OBJECTIVE
Print the entries below in their entirety, exactly as they are written.

DATA
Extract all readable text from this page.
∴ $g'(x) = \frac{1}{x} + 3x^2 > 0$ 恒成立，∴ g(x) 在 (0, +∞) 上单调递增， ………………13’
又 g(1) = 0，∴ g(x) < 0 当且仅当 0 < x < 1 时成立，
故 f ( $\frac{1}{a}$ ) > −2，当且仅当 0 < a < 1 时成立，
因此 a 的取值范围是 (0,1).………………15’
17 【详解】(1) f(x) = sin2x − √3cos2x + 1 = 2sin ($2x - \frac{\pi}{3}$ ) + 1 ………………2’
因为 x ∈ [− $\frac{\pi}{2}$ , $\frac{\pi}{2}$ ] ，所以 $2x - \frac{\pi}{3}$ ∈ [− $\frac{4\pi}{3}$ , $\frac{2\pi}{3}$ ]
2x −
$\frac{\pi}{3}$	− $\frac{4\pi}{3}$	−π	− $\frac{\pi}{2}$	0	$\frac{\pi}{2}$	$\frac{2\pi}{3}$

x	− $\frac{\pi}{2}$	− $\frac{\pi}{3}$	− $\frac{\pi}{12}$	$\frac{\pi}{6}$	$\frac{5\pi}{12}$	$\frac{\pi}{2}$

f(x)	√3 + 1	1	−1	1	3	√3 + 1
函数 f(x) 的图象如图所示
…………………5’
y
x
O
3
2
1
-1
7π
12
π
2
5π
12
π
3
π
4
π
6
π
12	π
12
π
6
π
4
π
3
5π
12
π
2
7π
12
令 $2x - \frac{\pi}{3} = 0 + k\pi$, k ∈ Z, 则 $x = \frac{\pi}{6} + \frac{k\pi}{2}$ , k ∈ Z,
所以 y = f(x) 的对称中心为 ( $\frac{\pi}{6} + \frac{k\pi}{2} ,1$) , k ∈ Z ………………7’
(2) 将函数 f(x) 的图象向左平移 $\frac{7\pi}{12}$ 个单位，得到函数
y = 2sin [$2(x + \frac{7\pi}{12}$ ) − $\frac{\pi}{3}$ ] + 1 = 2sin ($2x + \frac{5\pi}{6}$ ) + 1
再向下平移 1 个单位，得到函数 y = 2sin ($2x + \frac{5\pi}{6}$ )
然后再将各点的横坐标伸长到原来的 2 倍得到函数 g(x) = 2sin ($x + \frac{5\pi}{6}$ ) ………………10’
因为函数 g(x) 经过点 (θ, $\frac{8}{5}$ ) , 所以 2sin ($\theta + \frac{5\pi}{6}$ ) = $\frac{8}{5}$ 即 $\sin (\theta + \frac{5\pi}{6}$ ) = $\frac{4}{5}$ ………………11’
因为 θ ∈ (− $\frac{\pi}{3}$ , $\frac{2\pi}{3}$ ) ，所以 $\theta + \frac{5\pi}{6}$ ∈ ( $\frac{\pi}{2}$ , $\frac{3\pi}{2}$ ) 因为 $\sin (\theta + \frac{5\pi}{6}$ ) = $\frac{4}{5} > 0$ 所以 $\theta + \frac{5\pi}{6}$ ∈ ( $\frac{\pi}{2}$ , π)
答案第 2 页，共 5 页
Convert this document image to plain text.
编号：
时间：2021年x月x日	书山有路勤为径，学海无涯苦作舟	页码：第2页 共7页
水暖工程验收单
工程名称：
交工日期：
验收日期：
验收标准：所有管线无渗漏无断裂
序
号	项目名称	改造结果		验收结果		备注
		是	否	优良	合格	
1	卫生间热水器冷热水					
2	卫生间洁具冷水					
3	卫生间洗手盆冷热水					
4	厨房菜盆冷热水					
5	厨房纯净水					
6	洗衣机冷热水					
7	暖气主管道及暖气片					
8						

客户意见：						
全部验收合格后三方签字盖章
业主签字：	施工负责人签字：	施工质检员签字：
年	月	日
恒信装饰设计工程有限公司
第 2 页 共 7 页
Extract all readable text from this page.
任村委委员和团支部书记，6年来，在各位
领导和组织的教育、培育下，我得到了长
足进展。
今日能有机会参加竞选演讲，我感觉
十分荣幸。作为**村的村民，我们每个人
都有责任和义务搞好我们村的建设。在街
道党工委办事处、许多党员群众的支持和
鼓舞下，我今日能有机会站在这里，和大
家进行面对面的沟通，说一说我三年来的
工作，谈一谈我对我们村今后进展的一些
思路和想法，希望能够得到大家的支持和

WRITTEN SOLUTION
Extract all readable text from this page.
∴ $g'(x) = \frac{1}{x} + 3x^2 > 0$ 恒成立，∴ g(x) 在 (0, +∞) 上单调递增， ………………13’
又 g(1) = 0，∴ g(x) < 0 当且仅当 0 < x < 1 时成立，
故 f ( $\frac{1}{a}$ ) > −2，当且仅当 0 < a < 1 时成立，
因此 a 的取值范围是 (0,1).………………15’
17 【详解】(1) f(x) = sin2x − √3cos2x + 1 = 2sin ($2x - \frac{\pi}{3}$ ) + 1 ………………2’
因为 x ∈ [− $\frac{\pi}{2}$ , $\frac{\pi}{2}$ ] ，所以 $2x - \frac{\pi}{3}$ ∈ [− $\frac{4\pi}{3}$ , $\frac{2\pi}{3}$ ]
2x −
$\frac{\pi}{3}$	− $\frac{4\pi}{3}$	−π	− $\frac{\pi}{2}$	0	$\frac{\pi}{2}$	$\frac{2\pi}{3}$

x	− $\frac{\pi}{2}$	− $\frac{\pi}{3}$	− $\frac{\pi}{12}$	$\frac{\pi}{6}$	$\frac{5\pi}{12}$	$\frac{\pi}{2}$

f(x)	√3 + 1	1	−1	1	3	√3 + 1
函数 f(x) 的图象如图所示
…………………5’
y
x
O
3
2
1
-1
7π
12
π
2
5π
12
π
3
π
4
π
6
π
12	π
12
π
6
π
4
π
3
5π
12
π
2
7π
12
令 $2x - \frac{\pi}{3} = 0 + k\pi$, k ∈ Z, 则 $x = \frac{\pi}{6} + \frac{k\pi}{2}$ , k ∈ Z,
所以 y = f(x) 的对称中心为 ( $\frac{\pi}{6} + \frac{k\pi}{2} ,1$) , k ∈ Z ………………7’
(2) 将函数 f(x) 的图象向左平移 $\frac{7\pi}{12}$ 个单位，得到函数
y = 2sin [$2(x + \frac{7\pi}{12}$ ) − $\frac{\pi}{3}$ ] + 1 = 2sin ($2x + \frac{5\pi}{6}$ ) + 1
再向下平移 1 个单位，得到函数 y = 2sin ($2x + \frac{5\pi}{6}$ )
然后再将各点的横坐标伸长到原来的 2 倍得到函数 g(x) = 2sin ($x + \frac{5\pi}{6}$ ) ………………10’
因为函数 g(x) 经过点 (θ, $\frac{8}{5}$ ) , 所以 2sin ($\theta + \frac{5\pi}{6}$ ) = $\frac{8}{5}$ 即 $\sin (\theta + \frac{5\pi}{6}$ ) = $\frac{4}{5}$ ………………11’
因为 θ ∈ (− $\frac{\pi}{3}$ , $\frac{2\pi}{3}$ ) ，所以 $\theta + \frac{5\pi}{6}$ ∈ ( $\frac{\pi}{2}$ , $\frac{3\pi}{2}$ ) 因为 $\sin (\theta + \frac{5\pi}{6}$ ) = $\frac{4}{5} > 0$ 所以 $\theta + \frac{5\pi}{6}$ ∈ ( $\frac{\pi}{2}$ , π)
答案第 2 页，共 5 页
Convert this document image to plain text.
编号：
时间：2021年x月x日	书山有路勤为径，学海无涯苦作舟	页码：第2页 共7页
水暖工程验收单
工程名称：
交工日期：
验收日期：
验收标准：所有管线无渗漏无断裂
序
号	项目名称	改造结果		验收结果		备注
		是	否	优良	合格	
1	卫生间热水器冷热水					
2	卫生间洁具冷水					
3	卫生间洗手盆冷热水					
4	厨房菜盆冷热水					
5	厨房纯净水					
6	洗衣机冷热水					
7	暖气主管道及暖气片					
8						

客户意见：						
全部验收合格后三方签字盖章
业主签字：	施工负责人签字：	施工质检员签字：
年	月	日
恒信装饰设计工程有限公司
第 2 页 共 7 页
Extract all readable text from this page.
任村委委员和团支部书记，6年来，在各位
领导和组织的教育、培育下，我得到了长
足进展。
今日能有机会参加竞选演讲，我感觉
十分荣幸。作为**村的村民，我们每个人
都有责任和义务搞好我们村的建设。在街
道党工委办事处、许多党员群众的支持和
鼓舞下，我今日能有机会站在这里，和大
家进行面对面的沟通，说一说我三年来的
工作，谈一谈我对我们村今后进展的一些
思路和想法，希望能够得到大家的支持和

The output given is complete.